Extracted text:
— BEGIN —

Protest is a Human Right
In the UK, the right to protest is under threat. But by standing together, we have the power to fight back. Together, we can create a more just and equal world.
Our new briefing on Protect the Protest highlights how protest is being threatened by governments across the world. It makes clear that groups facing discrimination are often at the heart of protests and bear the brunt of attacks on their rights.
Why is protest important?
Peaceful protest is one of the most effective ways for the majority of us to have their voices heard. Protest is the reflection of public feeling underrepresented in politics, especially groups who are overlooked or ignored. To be heard, citizens band together in solidarity and demand their rights are respected.
Protest is a key tactic for humanity to win.
Positive change for human rights would not happen without the right to protest. Many of the great movements of our world’s history used protest and benefited humanity as a whole. Think about the suffragettes, civil rights movement, Indian independence, anti-apartheid in South Africa and Pride.
Movements for change stood firm and courageous in the face of repression like police brutality, imprisonment or worse. Countless rights and freedoms enjoyed today, like women being able to vote and workers able to enjoy weekends, have all been won by protesting against injustice.

— END —

Saved entries:

— BEGIN —

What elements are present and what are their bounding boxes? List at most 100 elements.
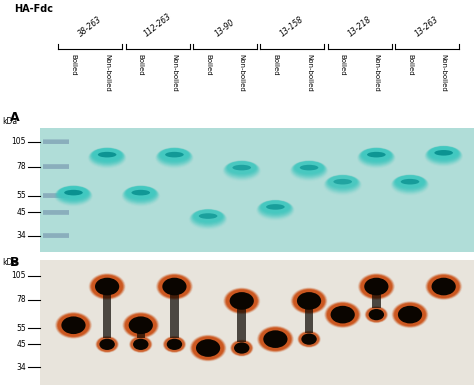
Text: 34: 34 <box>16 362 26 372</box>
Ellipse shape <box>164 337 185 352</box>
Ellipse shape <box>157 148 191 165</box>
Ellipse shape <box>361 275 392 298</box>
Ellipse shape <box>291 288 327 314</box>
Ellipse shape <box>300 165 319 170</box>
Ellipse shape <box>357 147 395 168</box>
Bar <box>43 194 69 197</box>
Ellipse shape <box>97 337 117 352</box>
Text: 55: 55 <box>16 191 26 200</box>
Ellipse shape <box>301 334 317 345</box>
Text: kDa: kDa <box>2 258 17 267</box>
Bar <box>43 234 69 237</box>
Ellipse shape <box>156 273 193 300</box>
Ellipse shape <box>290 160 328 180</box>
Ellipse shape <box>91 275 123 298</box>
Ellipse shape <box>328 175 357 188</box>
Text: Non-boiled: Non-boiled <box>239 54 245 92</box>
Ellipse shape <box>230 340 254 357</box>
Ellipse shape <box>56 186 91 203</box>
Ellipse shape <box>425 273 462 300</box>
Bar <box>43 164 69 169</box>
Ellipse shape <box>157 274 191 299</box>
Ellipse shape <box>358 273 395 300</box>
Ellipse shape <box>89 147 125 166</box>
Ellipse shape <box>396 175 424 188</box>
Ellipse shape <box>59 186 88 199</box>
Ellipse shape <box>226 161 257 176</box>
Ellipse shape <box>326 175 360 192</box>
Bar <box>43 139 69 144</box>
Ellipse shape <box>127 186 155 199</box>
Ellipse shape <box>392 175 428 193</box>
Ellipse shape <box>64 190 83 196</box>
Ellipse shape <box>131 190 150 196</box>
Ellipse shape <box>121 185 160 206</box>
Ellipse shape <box>426 146 462 165</box>
Ellipse shape <box>393 302 427 327</box>
Text: 13-263: 13-263 <box>413 15 440 38</box>
Bar <box>372 293 381 308</box>
Ellipse shape <box>95 278 119 295</box>
Ellipse shape <box>431 278 456 295</box>
Ellipse shape <box>392 175 428 194</box>
Bar <box>43 140 69 144</box>
Ellipse shape <box>55 185 92 206</box>
Ellipse shape <box>192 336 224 360</box>
Ellipse shape <box>401 179 419 184</box>
Ellipse shape <box>358 274 394 300</box>
Ellipse shape <box>392 301 428 328</box>
Ellipse shape <box>291 288 328 315</box>
Ellipse shape <box>191 209 225 226</box>
Bar <box>43 194 69 197</box>
Ellipse shape <box>326 303 359 327</box>
Bar <box>43 194 69 197</box>
Ellipse shape <box>325 301 361 328</box>
Ellipse shape <box>361 148 392 162</box>
Ellipse shape <box>292 289 326 313</box>
Ellipse shape <box>393 175 427 192</box>
Ellipse shape <box>257 200 293 219</box>
Ellipse shape <box>56 313 91 338</box>
Bar <box>43 140 69 143</box>
Ellipse shape <box>91 148 123 164</box>
Ellipse shape <box>427 275 460 298</box>
Bar <box>43 164 69 169</box>
Bar <box>43 210 69 214</box>
Ellipse shape <box>190 334 227 362</box>
Ellipse shape <box>225 288 259 314</box>
Ellipse shape <box>293 161 325 176</box>
Ellipse shape <box>88 147 126 168</box>
Text: 112-263: 112-263 <box>142 12 173 38</box>
Ellipse shape <box>326 302 360 327</box>
Ellipse shape <box>124 313 157 337</box>
Ellipse shape <box>260 201 291 215</box>
Ellipse shape <box>55 185 91 204</box>
Ellipse shape <box>57 313 90 337</box>
Ellipse shape <box>55 312 91 338</box>
Ellipse shape <box>299 331 319 347</box>
Ellipse shape <box>228 161 256 174</box>
Ellipse shape <box>96 336 118 352</box>
Text: Boiled: Boiled <box>205 54 211 75</box>
Ellipse shape <box>164 337 184 352</box>
Ellipse shape <box>189 209 227 229</box>
Bar <box>43 165 69 168</box>
Ellipse shape <box>193 210 223 223</box>
Ellipse shape <box>391 175 429 195</box>
Ellipse shape <box>366 307 386 322</box>
Ellipse shape <box>225 161 259 178</box>
Ellipse shape <box>89 274 125 300</box>
Ellipse shape <box>122 312 159 339</box>
Ellipse shape <box>257 326 293 352</box>
Ellipse shape <box>297 292 321 310</box>
Text: Boiled: Boiled <box>71 54 76 75</box>
Ellipse shape <box>427 146 461 163</box>
Ellipse shape <box>260 201 291 214</box>
Ellipse shape <box>55 312 92 339</box>
Ellipse shape <box>298 331 320 348</box>
Text: 13-90: 13-90 <box>213 17 237 38</box>
Ellipse shape <box>125 186 156 201</box>
Ellipse shape <box>327 175 358 190</box>
Ellipse shape <box>130 336 152 352</box>
Text: HA-Fdc: HA-Fdc <box>14 4 53 14</box>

— END —

Set problem 1:
Answer these questions about the text on the right to protest.
(a) In which country does the text say the right to protest is under threat?
(b) What is the new briefing called?
(c) Which two rights or freedoms enjoyed today does the text say were won by protesting?
Set problem 2:
From the saved entries, take the part that opens with the line containing "Text: 34: 34 <box>16 362 26 372</box>" and closes with the line containing "Ellipse shape <box>226 161 257 176</box>", and output it as a Markdown table with the columns No. and Line, leaving out blank lines.

Problem solution 1:
(a) The UK.
(b) Protect the Protest.
(c) Women being able to vote and workers being able to enjoy weekends.

Problem solution 2:
| No. | Line |
|---|---|
| 1 | Text: 34: 34 <box>16 362 26 372</box> |
| 2 | Ellipse shape <box>164 337 185 352</box> |
| 3 | Ellipse shape <box>157 148 191 165</box> |
| 4 | Ellipse shape <box>361 275 392 298</box> |
| 5 | Ellipse shape <box>291 288 327 314</box> |
| 6 | Ellipse shape <box>300 165 319 170</box> |
| 7 | Ellipse shape <box>357 147 395 168</box> |
| 8 | Bar <box>43 194 69 197</box> |
| 9 | Ellipse shape <box>97 337 117 352</box> |
| 10 | Text: 55: 55 <box>16 191 26 200</box> |
| 11 | Ellipse shape <box>301 334 317 345</box> |
| 12 | Text: kDa: kDa <box>2 258 17 267</box> |
| 13 | Bar <box>43 234 69 237</box> |
| 14 | Ellipse shape <box>156 273 193 300</box> |
| 15 | Ellipse shape <box>290 160 328 180</box> |
| 16 | Ellipse shape <box>91 275 123 298</box> |
| 17 | Ellipse shape <box>328 175 357 188</box> |
| 18 | Text: Non-boiled: Non-boiled <box>239 54 245 92</box> |
| 19 | Ellipse shape <box>230 340 254 357</box> |
| 20 | Ellipse shape <box>56 186 91 203</box> |
| 21 | Ellipse shape <box>425 273 462 300</box> |
| 22 | Bar <box>43 164 69 169</box> |
| 23 | Ellipse shape <box>157 274 191 299</box> |
| 24 | Ellipse shape <box>358 273 395 300</box> |
| 25 | Ellipse shape <box>89 147 125 166</box> |
| 26 | Ellipse shape <box>396 175 424 188</box> |
| 27 | Ellipse shape <box>59 186 88 199</box> |
| 28 | Ellipse shape <box>226 161 257 176</box> |